GOAL 1:
Decide whether each statement below agrees with the forum thread on spiral and straight bits, answering yes or no and quoting the words from the thread that settle it: (a) the reply recommends a solid carbide spiral up cut bit for the jig; (b) the reply says the choice between up cut and down cut depends on whether you route free hand or table mounted; (c) a down cut spiral bit pulls the dust away toward the router.
GOAL 2:
Duplicate a passage from the forum thread on spiral and straight bits, starting at the words "This brings up" and stopping after the words "out or separation.".

--- START EXCERPT ---

# spiral vs. straight bits



## newby (Feb 24, 2011)

Hey folks, I am about ready for the Oak Park box jig, Will I get better results from spiral over straight bits for my cuts? My set now a 1/2" shank mlcs set. Thanks to everyone for their in-put about the O.P. jig Mike


----------



## Mike (Nov 22, 2004)

Mike, for the best results with your jig I suggest using a solid carbide spiral up cut bit. This bit will cut cleaner and last much longer. To understand the "Why?" think of using a knife to cut a tomato. When you simply push the sharp edge against the tomato it will make a cut but the tomato will slightly deform. Now try slicing by drawing the edge across the tomato; it will cut cleanly and not deform the tomato. Router bits work much the same way. As the bit spins the spiral is slicing for a cleaner cut with less chance of "fuzzing" or tear out. Another advantage is the up cut spiral bit will pull the saw dust and chips away from the work piece like a drill bit. Bit manufacturers realized this and made an improvement to straight bits by setting the carbide insert at an angle length wise. You can prove this by making a pass in wood with each of the bits. While all three styles will make the cut a straight bit will pack the dust tightly in the slot behind the bit, the angled bit will remove part of the dust and a spiral bit will remove most of it.

This brings up another common question: What is the difference between an up cut spiral bit and a down cut? Which should I use when routing free hand or table mounted? The answer is it depends on what material you are using. It does not matter if you are above the table (free hand) or table mounted.
An up cut spiral bit pulls the dust away from the material towards the router. This is best for solid materials.
A down cut spiral bit pushes the dust into the cut to prevent tear out with veneers or plywood.
A compression spiral bit is for edge routing an entire edge with laminated materials like plywood and the cutting action squeezes them together to prevent tear out or separation.


----------



## dougop (Jul 2, 2010)

--- END EXCERPT ---
--- START PROVIDED DATA ---

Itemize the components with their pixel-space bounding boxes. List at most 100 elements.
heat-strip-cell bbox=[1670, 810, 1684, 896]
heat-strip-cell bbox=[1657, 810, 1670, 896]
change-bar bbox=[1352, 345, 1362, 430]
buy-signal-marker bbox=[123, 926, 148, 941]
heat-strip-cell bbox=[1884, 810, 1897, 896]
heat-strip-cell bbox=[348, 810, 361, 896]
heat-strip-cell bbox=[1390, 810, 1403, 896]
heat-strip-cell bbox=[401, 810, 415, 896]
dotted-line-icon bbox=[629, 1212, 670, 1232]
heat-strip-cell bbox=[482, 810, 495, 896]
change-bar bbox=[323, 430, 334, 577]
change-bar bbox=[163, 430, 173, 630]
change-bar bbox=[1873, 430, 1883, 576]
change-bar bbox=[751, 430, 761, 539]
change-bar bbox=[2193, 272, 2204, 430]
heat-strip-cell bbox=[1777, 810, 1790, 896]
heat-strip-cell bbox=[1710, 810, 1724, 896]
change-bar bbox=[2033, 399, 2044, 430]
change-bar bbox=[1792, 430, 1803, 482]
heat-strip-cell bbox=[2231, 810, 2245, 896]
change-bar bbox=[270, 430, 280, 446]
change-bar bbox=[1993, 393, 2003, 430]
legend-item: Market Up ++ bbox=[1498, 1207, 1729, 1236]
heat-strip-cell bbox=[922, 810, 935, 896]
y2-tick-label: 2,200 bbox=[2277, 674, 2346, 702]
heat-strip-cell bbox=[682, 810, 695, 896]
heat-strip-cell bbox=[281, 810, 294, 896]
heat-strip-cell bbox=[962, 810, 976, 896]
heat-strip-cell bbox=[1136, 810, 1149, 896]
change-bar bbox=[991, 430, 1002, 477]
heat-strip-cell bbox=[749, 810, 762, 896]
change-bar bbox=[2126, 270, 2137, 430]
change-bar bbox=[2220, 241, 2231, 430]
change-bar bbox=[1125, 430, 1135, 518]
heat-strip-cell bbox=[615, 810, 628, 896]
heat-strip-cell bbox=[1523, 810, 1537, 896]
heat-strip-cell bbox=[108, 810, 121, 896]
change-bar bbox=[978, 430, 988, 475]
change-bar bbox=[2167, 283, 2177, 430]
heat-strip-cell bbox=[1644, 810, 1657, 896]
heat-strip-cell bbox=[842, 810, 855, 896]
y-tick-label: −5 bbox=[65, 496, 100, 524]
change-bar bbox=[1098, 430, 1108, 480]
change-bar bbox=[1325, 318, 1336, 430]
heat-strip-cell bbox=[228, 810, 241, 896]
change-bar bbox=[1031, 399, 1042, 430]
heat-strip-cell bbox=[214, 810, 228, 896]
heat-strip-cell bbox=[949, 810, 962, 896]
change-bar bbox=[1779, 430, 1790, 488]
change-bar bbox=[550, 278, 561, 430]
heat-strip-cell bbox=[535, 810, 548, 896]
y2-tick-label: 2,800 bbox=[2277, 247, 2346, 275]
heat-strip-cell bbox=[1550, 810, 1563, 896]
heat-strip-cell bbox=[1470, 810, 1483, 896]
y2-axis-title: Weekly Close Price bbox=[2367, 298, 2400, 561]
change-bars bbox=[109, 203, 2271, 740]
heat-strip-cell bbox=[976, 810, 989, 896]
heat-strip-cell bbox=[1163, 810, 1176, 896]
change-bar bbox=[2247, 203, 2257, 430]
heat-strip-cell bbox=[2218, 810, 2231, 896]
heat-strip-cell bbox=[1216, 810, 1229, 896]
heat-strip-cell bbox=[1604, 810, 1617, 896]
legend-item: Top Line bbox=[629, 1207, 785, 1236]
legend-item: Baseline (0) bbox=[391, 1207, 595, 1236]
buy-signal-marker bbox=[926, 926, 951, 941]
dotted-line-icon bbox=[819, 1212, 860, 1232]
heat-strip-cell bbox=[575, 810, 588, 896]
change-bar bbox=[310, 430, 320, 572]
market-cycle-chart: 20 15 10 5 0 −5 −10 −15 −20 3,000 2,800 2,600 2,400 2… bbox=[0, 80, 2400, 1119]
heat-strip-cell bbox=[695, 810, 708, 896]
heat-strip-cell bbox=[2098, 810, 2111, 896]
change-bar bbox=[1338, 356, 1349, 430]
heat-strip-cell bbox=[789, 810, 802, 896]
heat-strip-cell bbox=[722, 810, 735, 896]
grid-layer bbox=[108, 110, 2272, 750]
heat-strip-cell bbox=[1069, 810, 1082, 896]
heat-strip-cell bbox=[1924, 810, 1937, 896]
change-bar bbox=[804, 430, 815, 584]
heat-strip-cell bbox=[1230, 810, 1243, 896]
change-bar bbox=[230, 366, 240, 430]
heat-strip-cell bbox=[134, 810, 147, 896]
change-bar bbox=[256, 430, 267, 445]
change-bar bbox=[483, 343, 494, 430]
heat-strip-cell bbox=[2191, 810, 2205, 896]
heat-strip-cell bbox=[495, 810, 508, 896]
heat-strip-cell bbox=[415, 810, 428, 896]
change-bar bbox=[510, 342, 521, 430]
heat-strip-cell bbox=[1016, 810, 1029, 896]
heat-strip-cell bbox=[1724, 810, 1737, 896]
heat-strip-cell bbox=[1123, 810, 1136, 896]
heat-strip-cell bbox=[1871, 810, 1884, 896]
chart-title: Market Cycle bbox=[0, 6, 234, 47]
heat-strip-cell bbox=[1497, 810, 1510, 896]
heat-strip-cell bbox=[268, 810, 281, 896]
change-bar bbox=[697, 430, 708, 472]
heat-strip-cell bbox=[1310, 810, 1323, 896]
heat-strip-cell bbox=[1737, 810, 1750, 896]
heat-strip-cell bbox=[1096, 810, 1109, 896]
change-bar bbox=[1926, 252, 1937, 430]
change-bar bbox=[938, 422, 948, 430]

--- END PROVIDED DATA ---

FINAL ANSWER 1:
(a) Yes: "for the best results with your jig I suggest using a solid carbide spiral up cut bit."
(b) No: "It does not matter if you are above the table (free hand) or table mounted."
(c) No: "A down cut spiral bit pushes the dust into the cut to prevent tear out with veneers or plywood."

FINAL ANSWER 2:
This brings up another common question: What is the difference between an up cut spiral bit and a down cut? Which should I use when routing free hand or table mounted? The answer is it depends on what material you are using. It does not matter if you are above the table (free hand) or table mounted.
An up cut spiral bit pulls the dust away from the material towards the router. This is best for solid materials.
A down cut spiral bit pushes the dust into the cut to prevent tear out with veneers or plywood.
A compression spiral bit is for edge routing an entire edge with laminated materials like plywood and the cutting action squeezes them together to prevent tear out or separation.